* **Exercise**: Lay out the lines below as a JSON list of strings, one string per line, leaving out blank lines and the pictures.
□ □ □ □ □
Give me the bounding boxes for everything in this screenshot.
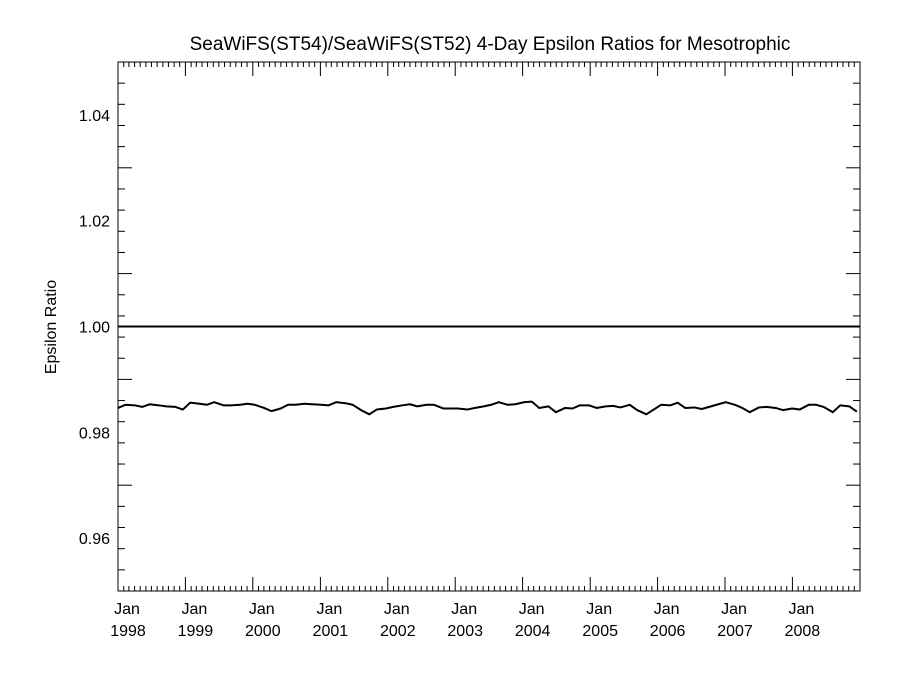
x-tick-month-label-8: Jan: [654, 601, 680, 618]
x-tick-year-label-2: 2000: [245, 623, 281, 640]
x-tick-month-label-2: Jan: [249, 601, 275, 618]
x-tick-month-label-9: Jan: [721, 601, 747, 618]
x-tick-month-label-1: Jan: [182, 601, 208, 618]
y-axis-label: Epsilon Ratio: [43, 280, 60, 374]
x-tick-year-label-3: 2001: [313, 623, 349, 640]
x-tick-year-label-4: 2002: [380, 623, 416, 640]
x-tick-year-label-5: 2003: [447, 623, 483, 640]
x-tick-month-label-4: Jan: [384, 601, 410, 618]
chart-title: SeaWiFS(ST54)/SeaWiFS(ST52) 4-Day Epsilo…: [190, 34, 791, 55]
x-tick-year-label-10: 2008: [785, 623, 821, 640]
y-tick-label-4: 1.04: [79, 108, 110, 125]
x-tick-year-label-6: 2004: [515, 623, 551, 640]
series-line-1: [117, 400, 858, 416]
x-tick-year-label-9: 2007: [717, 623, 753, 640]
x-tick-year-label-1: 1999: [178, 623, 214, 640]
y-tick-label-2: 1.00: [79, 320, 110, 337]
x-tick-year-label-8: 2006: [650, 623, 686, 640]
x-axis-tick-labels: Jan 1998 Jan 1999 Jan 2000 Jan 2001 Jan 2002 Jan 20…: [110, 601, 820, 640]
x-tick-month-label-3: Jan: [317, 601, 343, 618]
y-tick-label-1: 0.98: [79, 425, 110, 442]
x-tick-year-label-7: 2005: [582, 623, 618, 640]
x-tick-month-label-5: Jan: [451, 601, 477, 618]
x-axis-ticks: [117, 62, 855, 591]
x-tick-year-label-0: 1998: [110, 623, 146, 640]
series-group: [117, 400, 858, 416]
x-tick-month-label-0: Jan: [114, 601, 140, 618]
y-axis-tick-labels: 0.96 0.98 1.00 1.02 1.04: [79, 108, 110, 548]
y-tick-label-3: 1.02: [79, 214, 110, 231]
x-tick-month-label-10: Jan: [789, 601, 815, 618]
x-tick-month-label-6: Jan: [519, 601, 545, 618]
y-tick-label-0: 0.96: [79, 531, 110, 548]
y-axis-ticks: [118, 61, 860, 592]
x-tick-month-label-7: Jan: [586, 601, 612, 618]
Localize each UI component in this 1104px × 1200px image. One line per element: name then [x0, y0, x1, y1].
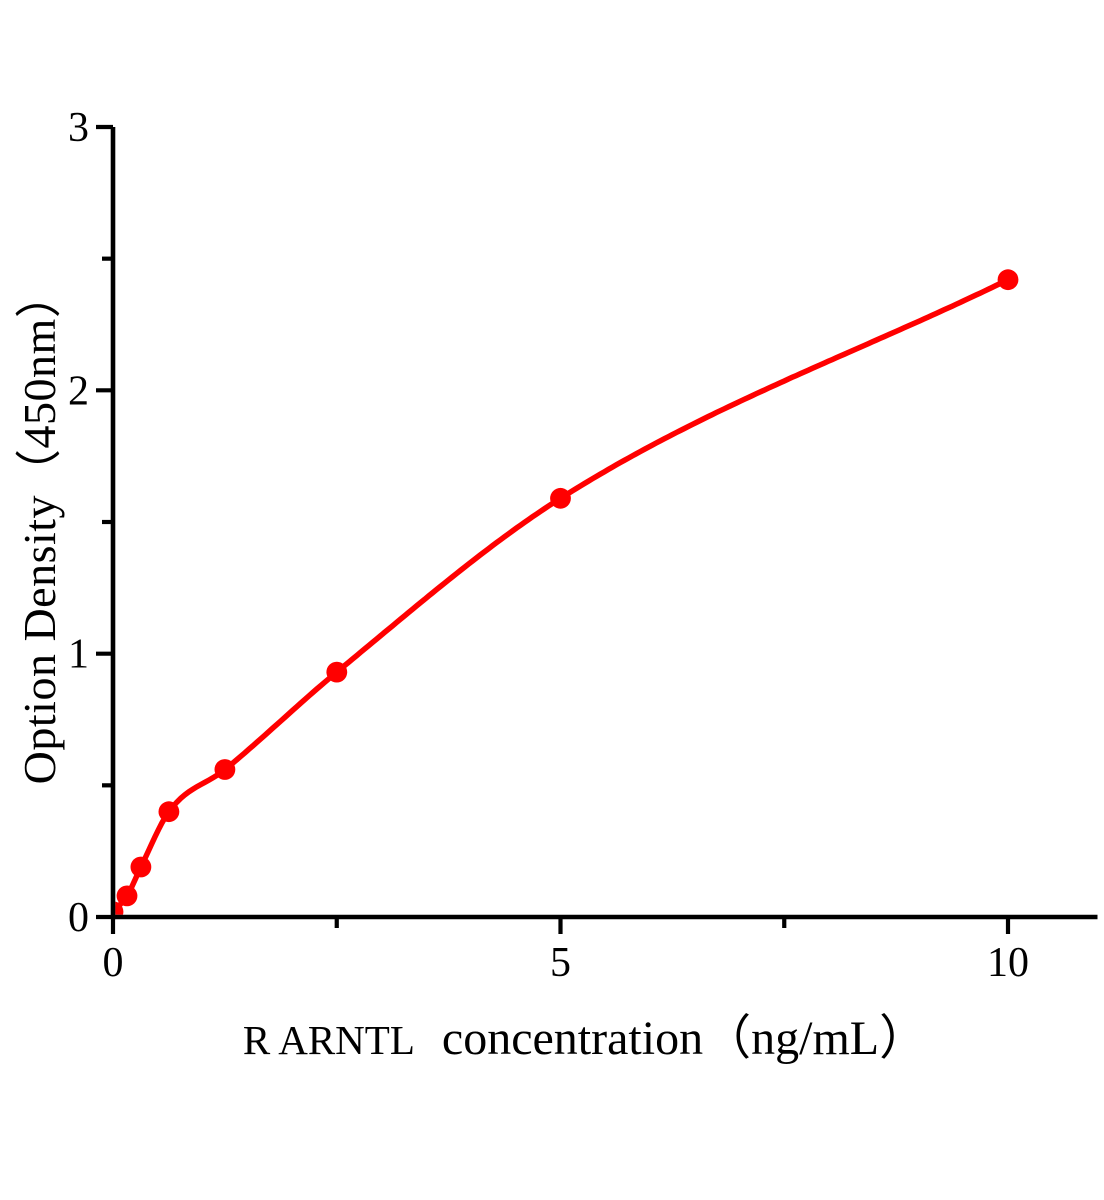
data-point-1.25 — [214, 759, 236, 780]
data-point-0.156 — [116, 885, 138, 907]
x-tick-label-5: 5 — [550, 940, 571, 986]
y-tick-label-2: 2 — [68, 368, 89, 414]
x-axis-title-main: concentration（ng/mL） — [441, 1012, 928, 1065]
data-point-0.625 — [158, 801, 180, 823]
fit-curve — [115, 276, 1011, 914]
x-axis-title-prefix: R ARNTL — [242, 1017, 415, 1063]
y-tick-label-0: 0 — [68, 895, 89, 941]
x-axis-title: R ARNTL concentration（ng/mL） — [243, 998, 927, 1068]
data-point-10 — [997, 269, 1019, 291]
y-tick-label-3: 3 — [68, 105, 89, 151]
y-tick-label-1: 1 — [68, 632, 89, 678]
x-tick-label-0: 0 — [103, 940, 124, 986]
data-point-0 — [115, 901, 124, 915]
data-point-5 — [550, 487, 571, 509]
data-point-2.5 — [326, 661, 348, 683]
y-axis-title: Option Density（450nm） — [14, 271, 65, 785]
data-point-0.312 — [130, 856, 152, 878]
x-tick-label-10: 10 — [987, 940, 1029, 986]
□ □ □ □ □
* **Exercise output**:
[
  "Give me the bounding boxes for everything in this screenshot.",
  "x-tick-month-label-8: Jan: [654, 601, 680, 618]",
  "x-tick-year-label-2: 2000: [245, 623, 281, 640]",
  "x-tick-month-label-2: Jan: [249, 601, 275, 618]",
  "x-tick-month-label-9: Jan: [721, 601, 747, 618]",
  "x-tick-month-label-1: Jan: [182, 601, 208, 618]",
  "y-axis-label: Epsilon Ratio: [43, 280, 60, 374]",
  "x-tick-year-label-3: 2001: [313, 623, 349, 640]",
  "x-tick-year-label-4: 2002: [380, 623, 416, 640]",
  "x-tick-year-label-5: 2003: [447, 623, 483, 640]",
  "x-tick-month-label-4: Jan: [384, 601, 410, 618]",
  "chart-title: SeaWiFS(ST54)/SeaWiFS(ST52) 4-Day Epsilo…: [190, 34, 791, 55]",
  "x-tick-year-label-10: 2008: [785, 623, 821, 640]",
  "y-tick-label-4: 1.04: [79, 108, 110, 125]",
  "x-tick-year-label-6: 2004: [515, 623, 551, 640]",
  "series-line-1: [117, 400, 858, 416]",
  "x-tick-year-label-9: 2007: [717, 623, 753, 640]",
  "x-tick-year-label-1: 1999: [178, 623, 214, 640]",
  "y-tick-label-2: 1.00: [79, 320, 110, 337]",
  "x-tick-year-label-8: 2006: [650, 623, 686, 640]",
  "x-axis-tick-labels: Jan 1998 Jan 1999 Jan 2000 Jan 2001 Jan 2002 Jan 20…: [110, 601, 820, 640]",
  "x-tick-month-label-3: Jan: [317, 601, 343, 618]",
  "y-tick-label-1: 0.98: [79, 425, 110, 442]",
  "x-tick-year-label-7: 2005: [582, 623, 618, 640]",
  "x-tick-month-label-5: Jan: [451, 601, 477, 618]",
  "x-axis-ticks: [117, 62, 855, 591]",
  "x-tick-year-label-0: 1998: [110, 623, 146, 640]",
  "series-group: [117, 400, 858, 416]",
  "x-tick-month-label-0: Jan: [114, 601, 140, 618]",
  "y-axis-tick-labels: 0.96 0.98 1.00 1.02 1.04: [79, 108, 110, 548]",
  "y-tick-label-3: 1.02: [79, 214, 110, 231]",
  "x-tick-month-label-10: Jan: [789, 601, 815, 618]",
  "x-tick-month-label-6: Jan: [519, 601, 545, 618]",
  "y-tick-label-0: 0.96: [79, 531, 110, 548]",
  "y-axis-ticks: [118, 61, 860, 592]",
  "x-tick-month-label-7: Jan: [586, 601, 612, 618]",
  "Localize each UI component in this 1104px × 1200px image. One line per element: name then [x0, y0, x1, y1].",
  "data-point-1.25 — [214, 759, 236, 780]",
  "data-point-0.156 — [116, 885, 138, 907]",
  "x-tick-label-5: 5 — [550, 940, 571, 986]",
  "y-tick-label-2: 2 — [68, 368, 89, 414]",
  "x-axis-title-main: concentration（ng/mL） — [441, 1012, 928, 1065]",
  "data-point-0.625 — [158, 801, 180, 823]",
  "fit-curve — [115, 276, 1011, 914]",
  "x-axis-title-prefix: R ARNTL — [242, 1017, 415, 1063]",
  "y-tick-label-0: 0 — [68, 895, 89, 941]",
  "x-axis-title: R ARNTL concentration（ng/mL） — [243, 998, 927, 1068]",
  "data-point-10 — [997, 269, 1019, 291]",
  "y-tick-label-3: 3 — [68, 105, 89, 151]",
  "y-tick-label-1: 1 — [68, 632, 89, 678]",
  "x-tick-label-0: 0 — [103, 940, 124, 986]",
  "data-point-0 — [115, 901, 124, 915]",
  "data-point-5 — [550, 487, 571, 509]",
  "data-point-2.5 — [326, 661, 348, 683]",
  "y-axis-title: Option Density（450nm） — [14, 271, 65, 785]",
  "data-point-0.312 — [130, 856, 152, 878]",
  "x-tick-label-10: 10 — [987, 940, 1029, 986]"
]